◆ **SUPPLIED RECORDS**:
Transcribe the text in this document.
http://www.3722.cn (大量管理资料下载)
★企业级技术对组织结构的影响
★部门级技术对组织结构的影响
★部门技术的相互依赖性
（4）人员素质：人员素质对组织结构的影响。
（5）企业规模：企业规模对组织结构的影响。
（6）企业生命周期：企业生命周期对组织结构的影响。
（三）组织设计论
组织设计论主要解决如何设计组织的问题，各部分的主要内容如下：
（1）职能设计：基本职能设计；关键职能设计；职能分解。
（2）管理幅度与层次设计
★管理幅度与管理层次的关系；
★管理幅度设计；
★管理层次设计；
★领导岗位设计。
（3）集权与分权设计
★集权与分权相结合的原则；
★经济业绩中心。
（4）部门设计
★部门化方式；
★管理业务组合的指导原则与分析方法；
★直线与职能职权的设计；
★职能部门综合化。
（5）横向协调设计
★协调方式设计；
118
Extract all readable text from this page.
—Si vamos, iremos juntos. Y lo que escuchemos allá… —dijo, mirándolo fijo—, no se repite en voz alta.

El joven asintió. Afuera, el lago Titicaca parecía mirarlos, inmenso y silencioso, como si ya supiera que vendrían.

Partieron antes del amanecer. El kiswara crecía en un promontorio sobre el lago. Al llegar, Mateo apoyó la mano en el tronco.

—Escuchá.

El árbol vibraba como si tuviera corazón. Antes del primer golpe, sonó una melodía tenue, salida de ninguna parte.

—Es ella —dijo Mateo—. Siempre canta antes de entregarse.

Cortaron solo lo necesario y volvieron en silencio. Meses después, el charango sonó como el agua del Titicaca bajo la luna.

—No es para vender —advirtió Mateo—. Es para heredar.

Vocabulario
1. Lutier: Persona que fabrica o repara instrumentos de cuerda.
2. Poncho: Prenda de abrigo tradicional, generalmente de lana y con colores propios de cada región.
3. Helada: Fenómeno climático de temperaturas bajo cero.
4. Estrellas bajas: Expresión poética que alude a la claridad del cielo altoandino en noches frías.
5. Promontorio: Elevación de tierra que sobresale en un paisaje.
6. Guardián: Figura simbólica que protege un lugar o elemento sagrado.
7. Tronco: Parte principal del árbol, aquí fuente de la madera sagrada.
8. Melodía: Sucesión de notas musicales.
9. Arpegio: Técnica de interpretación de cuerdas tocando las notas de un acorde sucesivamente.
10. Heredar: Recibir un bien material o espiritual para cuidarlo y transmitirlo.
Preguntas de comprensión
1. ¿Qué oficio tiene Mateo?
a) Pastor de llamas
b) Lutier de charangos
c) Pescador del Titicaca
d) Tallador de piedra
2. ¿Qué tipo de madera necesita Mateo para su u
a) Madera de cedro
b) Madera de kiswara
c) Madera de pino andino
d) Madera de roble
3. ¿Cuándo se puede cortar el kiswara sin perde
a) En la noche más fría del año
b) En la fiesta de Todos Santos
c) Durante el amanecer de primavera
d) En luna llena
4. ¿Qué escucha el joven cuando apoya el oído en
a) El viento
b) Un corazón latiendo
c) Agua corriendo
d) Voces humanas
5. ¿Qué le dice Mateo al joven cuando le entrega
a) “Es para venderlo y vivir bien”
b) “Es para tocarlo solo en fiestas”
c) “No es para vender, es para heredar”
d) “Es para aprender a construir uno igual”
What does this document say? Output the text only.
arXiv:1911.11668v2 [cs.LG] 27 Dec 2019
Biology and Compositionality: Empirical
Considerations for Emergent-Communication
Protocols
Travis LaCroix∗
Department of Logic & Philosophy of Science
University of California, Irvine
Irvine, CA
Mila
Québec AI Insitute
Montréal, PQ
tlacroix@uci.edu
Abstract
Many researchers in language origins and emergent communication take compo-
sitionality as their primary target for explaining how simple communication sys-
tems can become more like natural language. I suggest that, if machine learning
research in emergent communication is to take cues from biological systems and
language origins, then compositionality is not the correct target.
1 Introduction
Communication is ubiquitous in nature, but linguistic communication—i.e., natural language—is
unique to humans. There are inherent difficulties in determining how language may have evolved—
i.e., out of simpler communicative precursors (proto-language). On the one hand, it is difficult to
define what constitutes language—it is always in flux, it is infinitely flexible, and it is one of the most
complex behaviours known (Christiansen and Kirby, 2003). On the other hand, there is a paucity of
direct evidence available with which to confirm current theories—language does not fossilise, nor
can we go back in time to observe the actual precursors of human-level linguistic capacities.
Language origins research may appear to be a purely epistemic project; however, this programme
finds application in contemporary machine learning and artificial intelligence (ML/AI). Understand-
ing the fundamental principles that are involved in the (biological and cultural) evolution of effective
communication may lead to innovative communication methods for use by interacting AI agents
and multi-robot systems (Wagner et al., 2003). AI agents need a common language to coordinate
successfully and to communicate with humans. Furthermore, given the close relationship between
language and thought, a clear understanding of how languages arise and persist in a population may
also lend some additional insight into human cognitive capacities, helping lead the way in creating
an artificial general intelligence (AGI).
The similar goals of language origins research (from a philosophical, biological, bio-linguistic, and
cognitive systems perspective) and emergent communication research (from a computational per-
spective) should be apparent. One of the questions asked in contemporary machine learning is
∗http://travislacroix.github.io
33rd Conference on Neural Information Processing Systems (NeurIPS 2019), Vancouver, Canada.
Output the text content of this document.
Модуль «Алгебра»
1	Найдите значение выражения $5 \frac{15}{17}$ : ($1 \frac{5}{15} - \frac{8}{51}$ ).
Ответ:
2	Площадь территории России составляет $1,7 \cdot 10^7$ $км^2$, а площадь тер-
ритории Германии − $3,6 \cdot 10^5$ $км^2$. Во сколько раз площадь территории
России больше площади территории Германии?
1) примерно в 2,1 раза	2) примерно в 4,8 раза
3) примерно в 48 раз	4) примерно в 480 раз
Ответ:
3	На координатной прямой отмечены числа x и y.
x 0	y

◆ **PROBLEM TO WORK ON**: Write out all of the records once more, exactly.

◆ **RESULT OF THIS EXERCISE**:
Transcribe the text in this document.
http://www.3722.cn (大量管理资料下载)
★企业级技术对组织结构的影响
★部门级技术对组织结构的影响
★部门技术的相互依赖性
（4）人员素质：人员素质对组织结构的影响。
（5）企业规模：企业规模对组织结构的影响。
（6）企业生命周期：企业生命周期对组织结构的影响。
（三）组织设计论
组织设计论主要解决如何设计组织的问题，各部分的主要内容如下：
（1）职能设计：基本职能设计；关键职能设计；职能分解。
（2）管理幅度与层次设计
★管理幅度与管理层次的关系；
★管理幅度设计；
★管理层次设计；
★领导岗位设计。
（3）集权与分权设计
★集权与分权相结合的原则；
★经济业绩中心。
（4）部门设计
★部门化方式；
★管理业务组合的指导原则与分析方法；
★直线与职能职权的设计；
★职能部门综合化。
（5）横向协调设计
★协调方式设计；
118
Extract all readable text from this page.
—Si vamos, iremos juntos. Y lo que escuchemos allá… —dijo, mirándolo fijo—, no se repite en voz alta.

El joven asintió. Afuera, el lago Titicaca parecía mirarlos, inmenso y silencioso, como si ya supiera que vendrían.

Partieron antes del amanecer. El kiswara crecía en un promontorio sobre el lago. Al llegar, Mateo apoyó la mano en el tronco.

—Escuchá.

El árbol vibraba como si tuviera corazón. Antes del primer golpe, sonó una melodía tenue, salida de ninguna parte.

—Es ella —dijo Mateo—. Siempre canta antes de entregarse.

Cortaron solo lo necesario y volvieron en silencio. Meses después, el charango sonó como el agua del Titicaca bajo la luna.

—No es para vender —advirtió Mateo—. Es para heredar.

Vocabulario
1. Lutier: Persona que fabrica o repara instrumentos de cuerda.
2. Poncho: Prenda de abrigo tradicional, generalmente de lana y con colores propios de cada región.
3. Helada: Fenómeno climático de temperaturas bajo cero.
4. Estrellas bajas: Expresión poética que alude a la claridad del cielo altoandino en noches frías.
5. Promontorio: Elevación de tierra que sobresale en un paisaje.
6. Guardián: Figura simbólica que protege un lugar o elemento sagrado.
7. Tronco: Parte principal del árbol, aquí fuente de la madera sagrada.
8. Melodía: Sucesión de notas musicales.
9. Arpegio: Técnica de interpretación de cuerdas tocando las notas de un acorde sucesivamente.
10. Heredar: Recibir un bien material o espiritual para cuidarlo y transmitirlo.
Preguntas de comprensión
1. ¿Qué oficio tiene Mateo?
a) Pastor de llamas
b) Lutier de charangos
c) Pescador del Titicaca
d) Tallador de piedra
2. ¿Qué tipo de madera necesita Mateo para su u
a) Madera de cedro
b) Madera de kiswara
c) Madera de pino andino
d) Madera de roble
3. ¿Cuándo se puede cortar el kiswara sin perde
a) En la noche más fría del año
b) En la fiesta de Todos Santos
c) Durante el amanecer de primavera
d) En luna llena
4. ¿Qué escucha el joven cuando apoya el oído en
a) El viento
b) Un corazón latiendo
c) Agua corriendo
d) Voces humanas
5. ¿Qué le dice Mateo al joven cuando le entrega
a) “Es para venderlo y vivir bien”
b) “Es para tocarlo solo en fiestas”
c) “No es para vender, es para heredar”
d) “Es para aprender a construir uno igual”
What does this document say? Output the text only.
arXiv:1911.11668v2 [cs.LG] 27 Dec 2019
Biology and Compositionality: Empirical
Considerations for Emergent-Communication
Protocols
Travis LaCroix∗
Department of Logic & Philosophy of Science
University of California, Irvine
Irvine, CA
Mila
Québec AI Insitute
Montréal, PQ
tlacroix@uci.edu
Abstract
Many researchers in language origins and emergent communication take compo-
sitionality as their primary target for explaining how simple communication sys-
tems can become more like natural language. I suggest that, if machine learning
research in emergent communication is to take cues from biological systems and
language origins, then compositionality is not the correct target.
1 Introduction
Communication is ubiquitous in nature, but linguistic communication—i.e., natural language—is
unique to humans. There are inherent difficulties in determining how language may have evolved—
i.e., out of simpler communicative precursors (proto-language). On the one hand, it is difficult to
define what constitutes language—it is always in flux, it is infinitely flexible, and it is one of the most
complex behaviours known (Christiansen and Kirby, 2003). On the other hand, there is a paucity of
direct evidence available with which to confirm current theories—language does not fossilise, nor
can we go back in time to observe the actual precursors of human-level linguistic capacities.
Language origins research may appear to be a purely epistemic project; however, this programme
finds application in contemporary machine learning and artificial intelligence (ML/AI). Understand-
ing the fundamental principles that are involved in the (biological and cultural) evolution of effective
communication may lead to innovative communication methods for use by interacting AI agents
and multi-robot systems (Wagner et al., 2003). AI agents need a common language to coordinate
successfully and to communicate with humans. Furthermore, given the close relationship between
language and thought, a clear understanding of how languages arise and persist in a population may
also lend some additional insight into human cognitive capacities, helping lead the way in creating
an artificial general intelligence (AGI).
The similar goals of language origins research (from a philosophical, biological, bio-linguistic, and
cognitive systems perspective) and emergent communication research (from a computational per-
spective) should be apparent. One of the questions asked in contemporary machine learning is
∗http://travislacroix.github.io
33rd Conference on Neural Information Processing Systems (NeurIPS 2019), Vancouver, Canada.
Output the text content of this document.
Модуль «Алгебра»
1	Найдите значение выражения $5 \frac{15}{17}$ : ($1 \frac{5}{15} - \frac{8}{51}$ ).
Ответ:
2	Площадь территории России составляет $1,7 \cdot 10^7$ $км^2$, а площадь тер-
ритории Германии − $3,6 \cdot 10^5$ $км^2$. Во сколько раз площадь территории
России больше площади территории Германии?
1) примерно в 2,1 раза	2) примерно в 4,8 раза
3) примерно в 48 раз	4) примерно в 480 раз
Ответ:
3	На координатной прямой отмечены числа x и y.
x 0	y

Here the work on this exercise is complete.